*Work to do*
State how many lines of the data contain the word "date", and write nothing besides the number.

*Given records*
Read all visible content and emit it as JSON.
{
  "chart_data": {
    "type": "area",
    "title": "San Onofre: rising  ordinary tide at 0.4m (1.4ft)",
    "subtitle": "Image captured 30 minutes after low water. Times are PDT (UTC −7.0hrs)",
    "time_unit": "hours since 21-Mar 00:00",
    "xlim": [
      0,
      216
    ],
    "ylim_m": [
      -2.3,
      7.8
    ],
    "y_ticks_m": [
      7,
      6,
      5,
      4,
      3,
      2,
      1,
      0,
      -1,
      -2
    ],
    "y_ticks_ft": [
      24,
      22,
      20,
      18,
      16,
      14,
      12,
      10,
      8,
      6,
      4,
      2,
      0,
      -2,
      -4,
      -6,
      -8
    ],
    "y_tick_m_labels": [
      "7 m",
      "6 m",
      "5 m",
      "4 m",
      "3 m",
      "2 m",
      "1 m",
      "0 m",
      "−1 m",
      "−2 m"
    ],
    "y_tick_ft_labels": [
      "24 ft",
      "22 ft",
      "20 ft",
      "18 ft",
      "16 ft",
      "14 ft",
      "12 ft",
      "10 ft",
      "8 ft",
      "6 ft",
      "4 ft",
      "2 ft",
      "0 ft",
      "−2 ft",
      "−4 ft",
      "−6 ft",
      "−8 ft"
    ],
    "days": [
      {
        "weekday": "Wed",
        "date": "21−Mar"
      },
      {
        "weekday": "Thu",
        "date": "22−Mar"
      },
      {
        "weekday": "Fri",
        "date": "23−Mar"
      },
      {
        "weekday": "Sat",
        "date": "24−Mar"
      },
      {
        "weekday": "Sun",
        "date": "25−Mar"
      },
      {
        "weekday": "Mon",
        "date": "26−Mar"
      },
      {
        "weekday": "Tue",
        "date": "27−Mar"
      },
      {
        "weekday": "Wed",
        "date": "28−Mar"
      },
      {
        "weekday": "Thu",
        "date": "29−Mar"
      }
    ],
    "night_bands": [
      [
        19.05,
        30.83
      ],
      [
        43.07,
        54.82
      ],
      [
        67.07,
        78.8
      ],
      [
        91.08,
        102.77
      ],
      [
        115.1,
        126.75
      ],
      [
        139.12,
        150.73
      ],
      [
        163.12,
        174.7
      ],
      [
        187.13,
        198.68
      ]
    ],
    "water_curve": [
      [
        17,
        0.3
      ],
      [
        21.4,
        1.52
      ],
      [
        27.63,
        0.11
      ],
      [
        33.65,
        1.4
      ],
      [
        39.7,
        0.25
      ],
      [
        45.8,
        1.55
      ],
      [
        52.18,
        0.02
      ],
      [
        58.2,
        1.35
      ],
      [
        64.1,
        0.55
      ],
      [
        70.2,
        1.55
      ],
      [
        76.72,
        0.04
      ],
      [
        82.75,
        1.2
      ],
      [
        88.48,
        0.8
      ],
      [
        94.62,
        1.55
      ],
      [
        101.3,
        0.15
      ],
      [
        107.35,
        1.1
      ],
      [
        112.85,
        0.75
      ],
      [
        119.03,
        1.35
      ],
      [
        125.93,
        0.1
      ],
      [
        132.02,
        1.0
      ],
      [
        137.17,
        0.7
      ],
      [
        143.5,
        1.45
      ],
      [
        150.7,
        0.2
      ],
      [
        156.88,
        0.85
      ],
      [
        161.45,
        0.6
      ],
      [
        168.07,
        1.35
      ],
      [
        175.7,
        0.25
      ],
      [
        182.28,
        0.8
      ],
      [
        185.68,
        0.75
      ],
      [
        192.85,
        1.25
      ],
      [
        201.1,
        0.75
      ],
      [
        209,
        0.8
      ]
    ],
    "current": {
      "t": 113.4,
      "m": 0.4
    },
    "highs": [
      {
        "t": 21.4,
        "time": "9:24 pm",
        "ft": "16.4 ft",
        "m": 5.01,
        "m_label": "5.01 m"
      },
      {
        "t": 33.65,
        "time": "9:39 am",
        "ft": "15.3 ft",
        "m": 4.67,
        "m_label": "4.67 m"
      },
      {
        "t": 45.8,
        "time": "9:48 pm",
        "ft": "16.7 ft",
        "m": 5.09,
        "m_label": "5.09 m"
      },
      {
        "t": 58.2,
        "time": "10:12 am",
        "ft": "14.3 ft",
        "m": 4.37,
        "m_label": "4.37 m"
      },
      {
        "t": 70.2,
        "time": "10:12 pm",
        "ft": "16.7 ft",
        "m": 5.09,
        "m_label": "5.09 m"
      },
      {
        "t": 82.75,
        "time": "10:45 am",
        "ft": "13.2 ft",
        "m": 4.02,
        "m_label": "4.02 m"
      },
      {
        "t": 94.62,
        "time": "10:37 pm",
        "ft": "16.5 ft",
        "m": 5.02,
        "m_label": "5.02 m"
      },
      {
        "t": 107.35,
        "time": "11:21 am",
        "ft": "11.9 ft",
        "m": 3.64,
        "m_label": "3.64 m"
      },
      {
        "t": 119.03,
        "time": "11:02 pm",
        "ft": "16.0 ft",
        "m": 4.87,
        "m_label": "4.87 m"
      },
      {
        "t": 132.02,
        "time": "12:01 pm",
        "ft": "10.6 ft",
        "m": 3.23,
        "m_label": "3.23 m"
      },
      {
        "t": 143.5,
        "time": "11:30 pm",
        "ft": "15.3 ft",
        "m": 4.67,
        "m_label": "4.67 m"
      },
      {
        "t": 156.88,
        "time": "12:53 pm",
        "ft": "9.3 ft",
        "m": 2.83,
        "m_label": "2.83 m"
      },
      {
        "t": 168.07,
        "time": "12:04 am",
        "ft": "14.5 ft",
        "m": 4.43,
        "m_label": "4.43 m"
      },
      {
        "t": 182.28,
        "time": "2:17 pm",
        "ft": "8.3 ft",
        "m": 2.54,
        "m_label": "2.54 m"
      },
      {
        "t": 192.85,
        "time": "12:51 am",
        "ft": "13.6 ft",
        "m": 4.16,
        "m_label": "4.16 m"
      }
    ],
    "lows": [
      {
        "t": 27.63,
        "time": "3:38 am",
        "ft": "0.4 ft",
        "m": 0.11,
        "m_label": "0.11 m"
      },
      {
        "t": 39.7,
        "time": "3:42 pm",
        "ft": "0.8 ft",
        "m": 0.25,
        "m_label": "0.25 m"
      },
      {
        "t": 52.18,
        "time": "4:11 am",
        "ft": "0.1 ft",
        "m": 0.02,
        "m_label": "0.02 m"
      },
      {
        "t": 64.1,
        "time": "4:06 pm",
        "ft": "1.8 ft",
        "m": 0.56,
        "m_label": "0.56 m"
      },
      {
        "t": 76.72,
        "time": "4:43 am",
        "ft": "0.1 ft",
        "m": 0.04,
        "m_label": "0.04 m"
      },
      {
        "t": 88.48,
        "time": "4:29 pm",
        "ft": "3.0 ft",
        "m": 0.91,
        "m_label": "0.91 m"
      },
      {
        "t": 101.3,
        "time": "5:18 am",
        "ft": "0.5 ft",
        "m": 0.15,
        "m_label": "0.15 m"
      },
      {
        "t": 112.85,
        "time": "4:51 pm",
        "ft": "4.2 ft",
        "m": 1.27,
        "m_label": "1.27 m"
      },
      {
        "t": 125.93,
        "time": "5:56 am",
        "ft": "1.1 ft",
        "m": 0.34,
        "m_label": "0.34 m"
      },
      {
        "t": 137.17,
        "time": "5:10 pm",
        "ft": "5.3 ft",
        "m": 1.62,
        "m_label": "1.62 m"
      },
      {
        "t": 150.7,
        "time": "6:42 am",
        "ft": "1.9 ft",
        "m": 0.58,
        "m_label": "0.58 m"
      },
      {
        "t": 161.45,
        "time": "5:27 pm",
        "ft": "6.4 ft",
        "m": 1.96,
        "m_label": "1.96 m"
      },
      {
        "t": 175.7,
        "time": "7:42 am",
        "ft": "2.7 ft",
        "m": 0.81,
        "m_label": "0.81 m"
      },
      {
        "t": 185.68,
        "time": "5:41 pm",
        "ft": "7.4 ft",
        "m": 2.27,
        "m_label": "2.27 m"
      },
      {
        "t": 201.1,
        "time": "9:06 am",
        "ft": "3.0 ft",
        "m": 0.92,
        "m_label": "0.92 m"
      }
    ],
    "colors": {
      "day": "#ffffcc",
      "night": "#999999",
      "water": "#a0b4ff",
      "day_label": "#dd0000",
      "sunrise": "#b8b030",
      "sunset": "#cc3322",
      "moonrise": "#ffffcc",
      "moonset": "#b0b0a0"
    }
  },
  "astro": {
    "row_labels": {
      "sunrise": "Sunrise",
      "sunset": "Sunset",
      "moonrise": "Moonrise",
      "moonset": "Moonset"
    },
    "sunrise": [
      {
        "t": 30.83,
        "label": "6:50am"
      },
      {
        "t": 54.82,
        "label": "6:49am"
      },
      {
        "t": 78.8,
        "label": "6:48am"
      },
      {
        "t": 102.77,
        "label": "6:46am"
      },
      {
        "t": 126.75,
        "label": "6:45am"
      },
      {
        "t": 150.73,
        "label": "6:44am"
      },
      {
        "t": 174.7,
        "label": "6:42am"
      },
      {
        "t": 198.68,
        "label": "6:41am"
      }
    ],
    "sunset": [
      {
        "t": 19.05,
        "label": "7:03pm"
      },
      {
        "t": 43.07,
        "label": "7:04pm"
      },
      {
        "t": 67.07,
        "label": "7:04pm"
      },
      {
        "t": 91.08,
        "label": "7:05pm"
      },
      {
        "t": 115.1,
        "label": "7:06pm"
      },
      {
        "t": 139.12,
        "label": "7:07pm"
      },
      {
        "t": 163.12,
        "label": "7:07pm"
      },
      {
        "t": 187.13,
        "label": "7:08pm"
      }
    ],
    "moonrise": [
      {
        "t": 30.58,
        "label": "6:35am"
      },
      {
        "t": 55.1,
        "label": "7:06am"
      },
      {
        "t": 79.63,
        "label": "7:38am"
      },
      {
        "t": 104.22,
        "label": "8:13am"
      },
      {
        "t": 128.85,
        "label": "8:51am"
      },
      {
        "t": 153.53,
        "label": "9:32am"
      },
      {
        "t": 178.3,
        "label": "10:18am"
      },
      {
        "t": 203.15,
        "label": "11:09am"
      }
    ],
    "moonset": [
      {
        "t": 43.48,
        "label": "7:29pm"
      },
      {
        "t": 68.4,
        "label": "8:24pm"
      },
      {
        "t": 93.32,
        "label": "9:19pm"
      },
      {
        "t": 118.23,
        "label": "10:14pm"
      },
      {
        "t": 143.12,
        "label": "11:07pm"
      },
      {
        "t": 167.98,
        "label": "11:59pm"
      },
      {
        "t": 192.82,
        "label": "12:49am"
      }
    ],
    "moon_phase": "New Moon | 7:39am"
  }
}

*Right answer*
9